■ AIM ■
Copy out each line of the data that holds the word "initialName".

────────────────────

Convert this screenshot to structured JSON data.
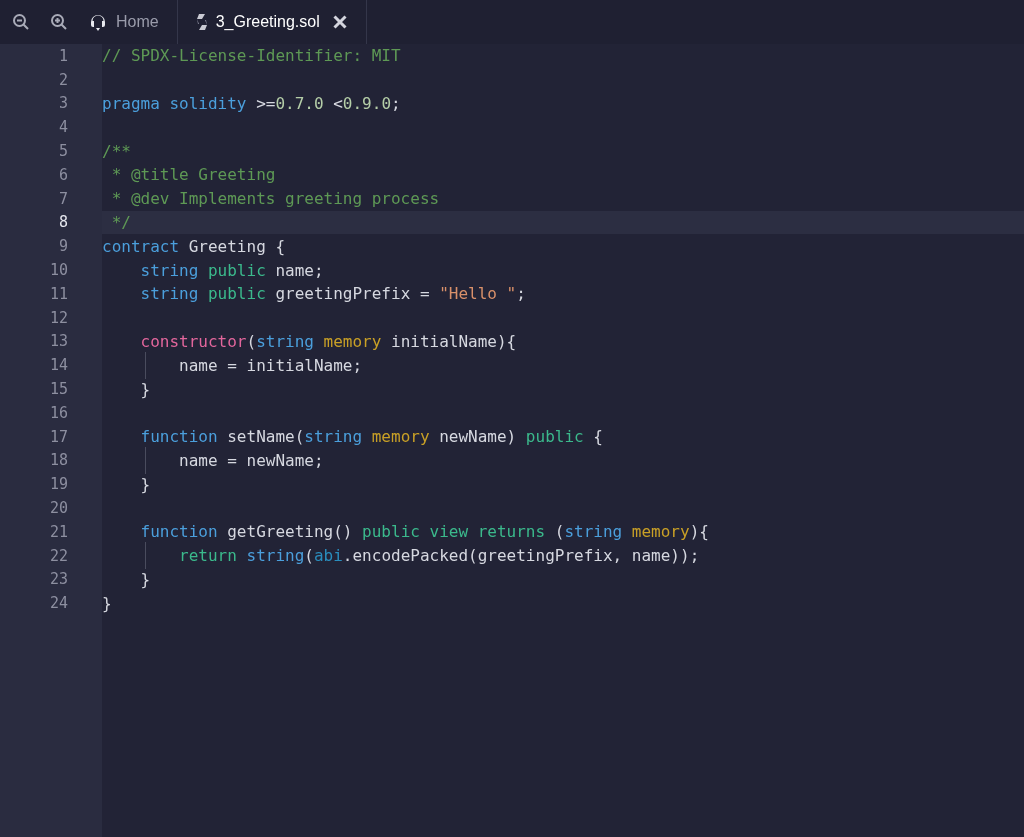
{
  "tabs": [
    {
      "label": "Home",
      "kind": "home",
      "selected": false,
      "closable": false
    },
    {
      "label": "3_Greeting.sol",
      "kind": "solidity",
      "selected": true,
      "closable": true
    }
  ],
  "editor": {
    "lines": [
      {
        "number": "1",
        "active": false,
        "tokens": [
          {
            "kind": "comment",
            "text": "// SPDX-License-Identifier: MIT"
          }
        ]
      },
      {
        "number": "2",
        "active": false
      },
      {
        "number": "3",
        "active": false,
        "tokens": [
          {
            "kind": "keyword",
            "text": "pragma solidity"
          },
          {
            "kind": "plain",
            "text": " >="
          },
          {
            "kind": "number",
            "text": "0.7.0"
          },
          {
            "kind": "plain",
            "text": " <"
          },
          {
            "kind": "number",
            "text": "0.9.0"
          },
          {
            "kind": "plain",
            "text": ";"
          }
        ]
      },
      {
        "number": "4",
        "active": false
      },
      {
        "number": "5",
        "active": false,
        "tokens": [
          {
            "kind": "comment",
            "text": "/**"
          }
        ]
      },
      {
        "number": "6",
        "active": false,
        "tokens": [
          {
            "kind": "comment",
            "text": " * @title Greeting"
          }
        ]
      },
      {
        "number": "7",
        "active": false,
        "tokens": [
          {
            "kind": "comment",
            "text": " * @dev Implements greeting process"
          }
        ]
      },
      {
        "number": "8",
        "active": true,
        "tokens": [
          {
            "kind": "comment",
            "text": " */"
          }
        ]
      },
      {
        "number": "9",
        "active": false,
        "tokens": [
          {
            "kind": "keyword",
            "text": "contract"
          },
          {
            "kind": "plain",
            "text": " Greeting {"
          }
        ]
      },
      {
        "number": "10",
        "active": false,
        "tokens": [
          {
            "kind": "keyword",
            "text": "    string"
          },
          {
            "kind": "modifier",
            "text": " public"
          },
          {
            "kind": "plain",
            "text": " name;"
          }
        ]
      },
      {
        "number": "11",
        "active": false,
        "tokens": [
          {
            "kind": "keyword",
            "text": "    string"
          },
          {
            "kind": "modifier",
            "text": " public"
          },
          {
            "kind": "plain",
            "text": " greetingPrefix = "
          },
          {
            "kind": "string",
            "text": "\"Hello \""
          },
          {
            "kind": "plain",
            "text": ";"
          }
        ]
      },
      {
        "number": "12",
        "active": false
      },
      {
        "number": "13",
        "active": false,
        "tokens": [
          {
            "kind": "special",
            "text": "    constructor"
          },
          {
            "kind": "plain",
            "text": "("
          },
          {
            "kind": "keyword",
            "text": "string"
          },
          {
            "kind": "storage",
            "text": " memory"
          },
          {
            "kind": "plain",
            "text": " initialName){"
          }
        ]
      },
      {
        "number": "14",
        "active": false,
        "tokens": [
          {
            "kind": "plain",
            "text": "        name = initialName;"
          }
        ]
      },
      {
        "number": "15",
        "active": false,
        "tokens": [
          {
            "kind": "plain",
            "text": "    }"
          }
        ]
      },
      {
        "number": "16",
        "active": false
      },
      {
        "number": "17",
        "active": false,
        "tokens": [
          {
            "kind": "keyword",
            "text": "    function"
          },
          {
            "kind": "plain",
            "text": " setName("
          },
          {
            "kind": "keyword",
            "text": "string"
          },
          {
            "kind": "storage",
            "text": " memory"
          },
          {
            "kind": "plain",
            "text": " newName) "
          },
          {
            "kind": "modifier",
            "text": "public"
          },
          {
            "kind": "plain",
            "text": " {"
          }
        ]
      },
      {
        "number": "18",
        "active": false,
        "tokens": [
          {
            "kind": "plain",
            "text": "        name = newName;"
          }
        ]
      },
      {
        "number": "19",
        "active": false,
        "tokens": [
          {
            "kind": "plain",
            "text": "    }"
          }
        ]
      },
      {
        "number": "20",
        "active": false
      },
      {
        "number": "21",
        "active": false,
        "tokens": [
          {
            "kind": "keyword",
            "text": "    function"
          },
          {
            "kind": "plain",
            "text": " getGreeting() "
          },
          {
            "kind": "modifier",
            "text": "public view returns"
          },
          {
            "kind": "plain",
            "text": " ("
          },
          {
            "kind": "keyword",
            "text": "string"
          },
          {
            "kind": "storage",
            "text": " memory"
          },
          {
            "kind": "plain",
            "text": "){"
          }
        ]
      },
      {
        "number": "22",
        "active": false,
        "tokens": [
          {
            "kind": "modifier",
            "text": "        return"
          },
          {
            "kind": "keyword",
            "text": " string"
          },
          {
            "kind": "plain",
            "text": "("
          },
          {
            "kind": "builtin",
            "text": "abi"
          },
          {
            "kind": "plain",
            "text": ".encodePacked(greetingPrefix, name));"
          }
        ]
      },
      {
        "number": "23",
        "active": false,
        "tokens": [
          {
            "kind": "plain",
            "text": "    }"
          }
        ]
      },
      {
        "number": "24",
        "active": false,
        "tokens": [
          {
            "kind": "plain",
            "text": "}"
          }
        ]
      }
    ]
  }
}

────────────────────

■ RESPONSE TO THE TASK ■
            "text": " initialName){"
            "text": "        name = initialName;"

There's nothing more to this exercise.